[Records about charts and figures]

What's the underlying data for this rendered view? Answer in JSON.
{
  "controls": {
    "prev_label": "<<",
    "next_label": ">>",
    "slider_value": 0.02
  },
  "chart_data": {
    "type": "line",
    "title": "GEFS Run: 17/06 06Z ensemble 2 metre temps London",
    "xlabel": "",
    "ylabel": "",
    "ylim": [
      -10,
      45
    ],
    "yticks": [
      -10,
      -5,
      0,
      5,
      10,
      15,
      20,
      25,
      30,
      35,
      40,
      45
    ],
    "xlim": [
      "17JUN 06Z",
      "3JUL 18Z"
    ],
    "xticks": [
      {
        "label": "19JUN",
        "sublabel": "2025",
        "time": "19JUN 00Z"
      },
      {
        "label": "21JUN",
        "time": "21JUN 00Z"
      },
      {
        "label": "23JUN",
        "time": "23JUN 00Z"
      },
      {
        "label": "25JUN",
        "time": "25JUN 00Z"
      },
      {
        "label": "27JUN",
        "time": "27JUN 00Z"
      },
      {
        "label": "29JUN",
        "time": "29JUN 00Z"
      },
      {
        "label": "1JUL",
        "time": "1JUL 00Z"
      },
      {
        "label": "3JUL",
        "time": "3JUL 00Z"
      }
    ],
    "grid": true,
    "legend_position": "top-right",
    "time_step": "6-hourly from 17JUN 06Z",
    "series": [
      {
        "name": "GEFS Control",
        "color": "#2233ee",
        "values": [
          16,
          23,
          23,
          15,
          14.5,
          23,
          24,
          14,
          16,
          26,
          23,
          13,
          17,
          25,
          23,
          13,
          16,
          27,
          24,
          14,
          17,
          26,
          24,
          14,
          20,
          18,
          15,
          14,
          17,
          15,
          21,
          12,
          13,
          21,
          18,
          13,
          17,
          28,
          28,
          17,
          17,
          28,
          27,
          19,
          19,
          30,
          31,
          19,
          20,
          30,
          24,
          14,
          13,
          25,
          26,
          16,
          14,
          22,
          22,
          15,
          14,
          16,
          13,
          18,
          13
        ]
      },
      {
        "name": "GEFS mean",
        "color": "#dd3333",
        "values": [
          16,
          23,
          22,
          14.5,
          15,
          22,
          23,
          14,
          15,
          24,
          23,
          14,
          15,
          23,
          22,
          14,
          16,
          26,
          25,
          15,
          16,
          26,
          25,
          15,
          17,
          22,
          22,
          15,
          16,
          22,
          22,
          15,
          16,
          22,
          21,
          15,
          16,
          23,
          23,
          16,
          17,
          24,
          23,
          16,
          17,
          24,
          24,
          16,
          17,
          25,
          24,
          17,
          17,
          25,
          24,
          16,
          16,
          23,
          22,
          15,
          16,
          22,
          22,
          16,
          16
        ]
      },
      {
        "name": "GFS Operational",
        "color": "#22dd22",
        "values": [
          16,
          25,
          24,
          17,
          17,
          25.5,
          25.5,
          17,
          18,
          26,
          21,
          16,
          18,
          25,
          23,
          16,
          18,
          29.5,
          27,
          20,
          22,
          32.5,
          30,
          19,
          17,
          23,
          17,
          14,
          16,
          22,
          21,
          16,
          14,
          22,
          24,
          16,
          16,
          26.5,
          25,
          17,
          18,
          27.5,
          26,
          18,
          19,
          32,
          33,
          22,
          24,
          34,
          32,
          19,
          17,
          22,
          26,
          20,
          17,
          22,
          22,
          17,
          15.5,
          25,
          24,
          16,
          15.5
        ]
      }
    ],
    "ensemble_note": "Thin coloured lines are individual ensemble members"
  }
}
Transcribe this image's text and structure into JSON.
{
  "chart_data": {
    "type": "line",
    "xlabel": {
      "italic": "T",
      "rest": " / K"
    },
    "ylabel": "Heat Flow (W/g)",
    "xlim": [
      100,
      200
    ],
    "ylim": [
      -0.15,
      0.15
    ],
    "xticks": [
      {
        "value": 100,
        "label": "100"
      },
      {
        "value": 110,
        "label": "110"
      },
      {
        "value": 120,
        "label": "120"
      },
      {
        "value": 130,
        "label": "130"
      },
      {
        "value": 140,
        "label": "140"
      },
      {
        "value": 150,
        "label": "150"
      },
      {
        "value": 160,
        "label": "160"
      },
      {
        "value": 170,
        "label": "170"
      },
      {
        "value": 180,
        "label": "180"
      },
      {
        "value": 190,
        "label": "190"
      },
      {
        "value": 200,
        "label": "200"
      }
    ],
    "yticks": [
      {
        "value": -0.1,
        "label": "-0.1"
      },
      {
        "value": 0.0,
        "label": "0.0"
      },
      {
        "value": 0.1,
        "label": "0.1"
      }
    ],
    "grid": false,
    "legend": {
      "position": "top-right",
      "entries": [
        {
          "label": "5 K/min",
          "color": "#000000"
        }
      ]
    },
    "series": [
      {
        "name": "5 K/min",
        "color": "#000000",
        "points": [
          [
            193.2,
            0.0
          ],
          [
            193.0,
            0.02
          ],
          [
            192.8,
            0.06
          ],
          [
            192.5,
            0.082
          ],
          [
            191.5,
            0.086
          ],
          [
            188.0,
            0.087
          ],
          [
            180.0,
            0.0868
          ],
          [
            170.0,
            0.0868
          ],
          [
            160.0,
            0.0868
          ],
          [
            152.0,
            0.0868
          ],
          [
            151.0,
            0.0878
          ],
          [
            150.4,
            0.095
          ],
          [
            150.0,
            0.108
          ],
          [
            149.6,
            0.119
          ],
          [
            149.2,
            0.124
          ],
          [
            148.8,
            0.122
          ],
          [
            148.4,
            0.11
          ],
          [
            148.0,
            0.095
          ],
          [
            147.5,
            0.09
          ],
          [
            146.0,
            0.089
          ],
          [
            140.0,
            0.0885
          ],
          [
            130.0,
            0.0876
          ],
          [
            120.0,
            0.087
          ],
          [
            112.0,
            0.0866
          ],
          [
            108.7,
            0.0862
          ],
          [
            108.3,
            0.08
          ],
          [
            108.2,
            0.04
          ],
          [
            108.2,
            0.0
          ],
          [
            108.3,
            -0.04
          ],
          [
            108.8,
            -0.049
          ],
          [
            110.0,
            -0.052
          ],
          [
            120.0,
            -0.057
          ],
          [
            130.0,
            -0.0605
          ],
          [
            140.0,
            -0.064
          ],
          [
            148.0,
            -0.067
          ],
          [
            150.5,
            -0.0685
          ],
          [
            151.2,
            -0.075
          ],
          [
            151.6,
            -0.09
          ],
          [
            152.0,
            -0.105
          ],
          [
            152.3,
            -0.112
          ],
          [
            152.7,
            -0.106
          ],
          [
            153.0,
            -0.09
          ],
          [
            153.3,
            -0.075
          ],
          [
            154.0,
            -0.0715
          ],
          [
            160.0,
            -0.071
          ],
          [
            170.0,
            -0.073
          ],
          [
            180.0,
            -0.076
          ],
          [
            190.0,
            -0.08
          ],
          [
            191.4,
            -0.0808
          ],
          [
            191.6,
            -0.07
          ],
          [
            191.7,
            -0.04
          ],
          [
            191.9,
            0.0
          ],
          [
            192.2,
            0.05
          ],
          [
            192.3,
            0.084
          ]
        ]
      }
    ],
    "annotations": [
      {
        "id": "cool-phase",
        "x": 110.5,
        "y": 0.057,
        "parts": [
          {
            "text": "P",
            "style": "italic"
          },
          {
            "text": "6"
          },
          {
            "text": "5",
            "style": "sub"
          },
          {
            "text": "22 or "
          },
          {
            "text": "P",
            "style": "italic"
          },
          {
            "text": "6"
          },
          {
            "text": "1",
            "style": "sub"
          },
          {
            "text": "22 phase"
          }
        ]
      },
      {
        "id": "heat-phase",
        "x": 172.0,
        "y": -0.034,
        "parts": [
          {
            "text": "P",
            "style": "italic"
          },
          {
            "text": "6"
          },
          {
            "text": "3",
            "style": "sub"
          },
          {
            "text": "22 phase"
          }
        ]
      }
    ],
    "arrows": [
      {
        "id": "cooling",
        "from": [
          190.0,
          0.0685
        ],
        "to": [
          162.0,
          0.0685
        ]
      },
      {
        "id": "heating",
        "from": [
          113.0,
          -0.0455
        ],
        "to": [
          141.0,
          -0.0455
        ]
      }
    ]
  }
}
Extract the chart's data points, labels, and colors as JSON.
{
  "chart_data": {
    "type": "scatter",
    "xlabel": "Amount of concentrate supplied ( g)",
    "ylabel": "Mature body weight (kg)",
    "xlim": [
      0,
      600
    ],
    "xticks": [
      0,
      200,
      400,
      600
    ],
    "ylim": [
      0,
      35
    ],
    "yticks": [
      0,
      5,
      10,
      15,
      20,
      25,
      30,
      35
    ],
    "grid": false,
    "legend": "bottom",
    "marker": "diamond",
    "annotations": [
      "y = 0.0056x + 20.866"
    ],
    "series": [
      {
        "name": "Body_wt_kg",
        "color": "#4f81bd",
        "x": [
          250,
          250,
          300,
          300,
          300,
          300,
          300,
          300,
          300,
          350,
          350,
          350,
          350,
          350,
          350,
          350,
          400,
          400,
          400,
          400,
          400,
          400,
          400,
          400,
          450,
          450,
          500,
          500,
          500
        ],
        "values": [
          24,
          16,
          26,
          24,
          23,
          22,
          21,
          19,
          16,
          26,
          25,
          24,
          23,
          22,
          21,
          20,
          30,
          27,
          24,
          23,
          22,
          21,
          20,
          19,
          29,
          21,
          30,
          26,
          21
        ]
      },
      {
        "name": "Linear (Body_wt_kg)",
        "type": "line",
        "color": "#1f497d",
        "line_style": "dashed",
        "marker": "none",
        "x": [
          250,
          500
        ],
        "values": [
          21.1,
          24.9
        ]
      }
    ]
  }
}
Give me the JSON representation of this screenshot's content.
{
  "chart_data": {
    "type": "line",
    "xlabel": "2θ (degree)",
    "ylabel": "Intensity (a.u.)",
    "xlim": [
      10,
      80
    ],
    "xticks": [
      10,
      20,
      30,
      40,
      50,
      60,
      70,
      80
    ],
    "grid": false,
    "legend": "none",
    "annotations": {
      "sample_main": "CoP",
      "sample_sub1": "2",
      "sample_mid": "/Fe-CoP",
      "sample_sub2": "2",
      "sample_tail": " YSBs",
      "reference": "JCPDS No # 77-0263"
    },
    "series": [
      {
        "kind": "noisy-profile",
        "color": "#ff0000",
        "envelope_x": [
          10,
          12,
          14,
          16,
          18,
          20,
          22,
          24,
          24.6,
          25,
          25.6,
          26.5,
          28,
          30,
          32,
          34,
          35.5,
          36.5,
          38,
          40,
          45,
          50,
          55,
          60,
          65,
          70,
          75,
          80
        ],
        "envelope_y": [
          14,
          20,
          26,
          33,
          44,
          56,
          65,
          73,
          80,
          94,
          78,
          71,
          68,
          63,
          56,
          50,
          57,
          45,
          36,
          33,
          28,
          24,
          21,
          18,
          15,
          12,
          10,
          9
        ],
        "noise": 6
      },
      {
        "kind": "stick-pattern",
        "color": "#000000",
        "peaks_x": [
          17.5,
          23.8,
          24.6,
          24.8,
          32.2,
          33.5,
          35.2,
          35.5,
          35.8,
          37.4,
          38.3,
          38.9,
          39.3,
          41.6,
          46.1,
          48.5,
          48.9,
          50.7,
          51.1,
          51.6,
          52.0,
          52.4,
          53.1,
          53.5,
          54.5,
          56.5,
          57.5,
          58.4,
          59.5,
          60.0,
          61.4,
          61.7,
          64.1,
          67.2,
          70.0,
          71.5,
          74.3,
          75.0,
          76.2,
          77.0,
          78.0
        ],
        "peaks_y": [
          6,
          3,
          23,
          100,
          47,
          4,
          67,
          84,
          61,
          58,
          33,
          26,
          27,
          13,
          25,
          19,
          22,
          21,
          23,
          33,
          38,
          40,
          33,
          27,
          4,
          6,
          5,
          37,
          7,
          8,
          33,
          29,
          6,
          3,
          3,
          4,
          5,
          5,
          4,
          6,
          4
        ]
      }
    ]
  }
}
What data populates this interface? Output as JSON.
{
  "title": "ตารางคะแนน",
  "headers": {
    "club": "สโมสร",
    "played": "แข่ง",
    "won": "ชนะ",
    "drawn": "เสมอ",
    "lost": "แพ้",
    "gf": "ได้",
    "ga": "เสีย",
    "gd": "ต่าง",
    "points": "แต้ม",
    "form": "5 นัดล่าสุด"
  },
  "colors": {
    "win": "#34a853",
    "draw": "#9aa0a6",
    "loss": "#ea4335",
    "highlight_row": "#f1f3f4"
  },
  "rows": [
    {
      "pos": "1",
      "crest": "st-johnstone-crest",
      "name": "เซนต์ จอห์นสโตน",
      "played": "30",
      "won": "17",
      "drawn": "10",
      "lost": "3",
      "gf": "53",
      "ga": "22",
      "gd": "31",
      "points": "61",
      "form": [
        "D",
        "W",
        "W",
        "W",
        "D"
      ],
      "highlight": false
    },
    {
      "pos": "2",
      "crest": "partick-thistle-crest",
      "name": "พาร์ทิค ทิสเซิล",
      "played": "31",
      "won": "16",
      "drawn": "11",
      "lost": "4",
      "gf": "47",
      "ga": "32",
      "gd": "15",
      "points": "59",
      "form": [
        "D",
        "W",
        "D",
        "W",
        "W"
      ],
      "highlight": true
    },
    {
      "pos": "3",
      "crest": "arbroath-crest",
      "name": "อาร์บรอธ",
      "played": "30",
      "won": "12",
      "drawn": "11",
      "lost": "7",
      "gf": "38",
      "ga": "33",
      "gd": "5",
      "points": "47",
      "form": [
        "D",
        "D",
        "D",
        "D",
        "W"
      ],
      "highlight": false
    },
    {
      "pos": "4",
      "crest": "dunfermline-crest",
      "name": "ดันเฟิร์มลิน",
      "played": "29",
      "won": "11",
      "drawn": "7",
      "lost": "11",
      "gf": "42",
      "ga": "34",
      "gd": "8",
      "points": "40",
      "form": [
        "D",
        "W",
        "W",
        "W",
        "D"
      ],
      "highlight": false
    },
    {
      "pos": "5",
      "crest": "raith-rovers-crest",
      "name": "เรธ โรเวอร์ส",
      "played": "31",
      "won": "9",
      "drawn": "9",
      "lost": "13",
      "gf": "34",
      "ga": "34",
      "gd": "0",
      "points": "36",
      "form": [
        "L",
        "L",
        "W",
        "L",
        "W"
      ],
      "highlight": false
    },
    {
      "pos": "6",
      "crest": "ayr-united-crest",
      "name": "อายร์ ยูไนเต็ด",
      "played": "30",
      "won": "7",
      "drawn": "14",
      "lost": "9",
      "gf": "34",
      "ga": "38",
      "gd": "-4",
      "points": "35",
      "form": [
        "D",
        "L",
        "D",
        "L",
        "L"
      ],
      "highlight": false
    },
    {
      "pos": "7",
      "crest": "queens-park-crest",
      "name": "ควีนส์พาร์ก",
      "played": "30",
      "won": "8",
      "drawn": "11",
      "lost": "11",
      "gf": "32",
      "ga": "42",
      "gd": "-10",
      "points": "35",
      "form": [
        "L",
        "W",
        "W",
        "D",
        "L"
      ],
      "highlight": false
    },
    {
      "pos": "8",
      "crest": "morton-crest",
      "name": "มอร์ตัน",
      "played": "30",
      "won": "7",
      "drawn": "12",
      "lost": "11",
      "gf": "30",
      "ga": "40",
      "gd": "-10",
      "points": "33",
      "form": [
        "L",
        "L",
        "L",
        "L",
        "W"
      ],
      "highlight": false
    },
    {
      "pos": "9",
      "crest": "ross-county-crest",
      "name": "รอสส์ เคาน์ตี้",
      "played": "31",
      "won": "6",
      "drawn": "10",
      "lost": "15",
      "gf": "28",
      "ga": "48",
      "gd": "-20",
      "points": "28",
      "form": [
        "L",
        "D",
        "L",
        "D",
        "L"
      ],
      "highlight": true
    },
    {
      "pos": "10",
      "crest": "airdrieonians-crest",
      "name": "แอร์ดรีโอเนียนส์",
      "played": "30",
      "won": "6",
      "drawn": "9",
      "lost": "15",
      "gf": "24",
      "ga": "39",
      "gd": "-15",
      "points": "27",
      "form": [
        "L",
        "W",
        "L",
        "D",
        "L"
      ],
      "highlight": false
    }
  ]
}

#### What is required:
From the listing above, pick out each line where the word "kind" appears.

#### Answer to this exercise:
        "kind": "noisy-profile",
        "kind": "stick-pattern",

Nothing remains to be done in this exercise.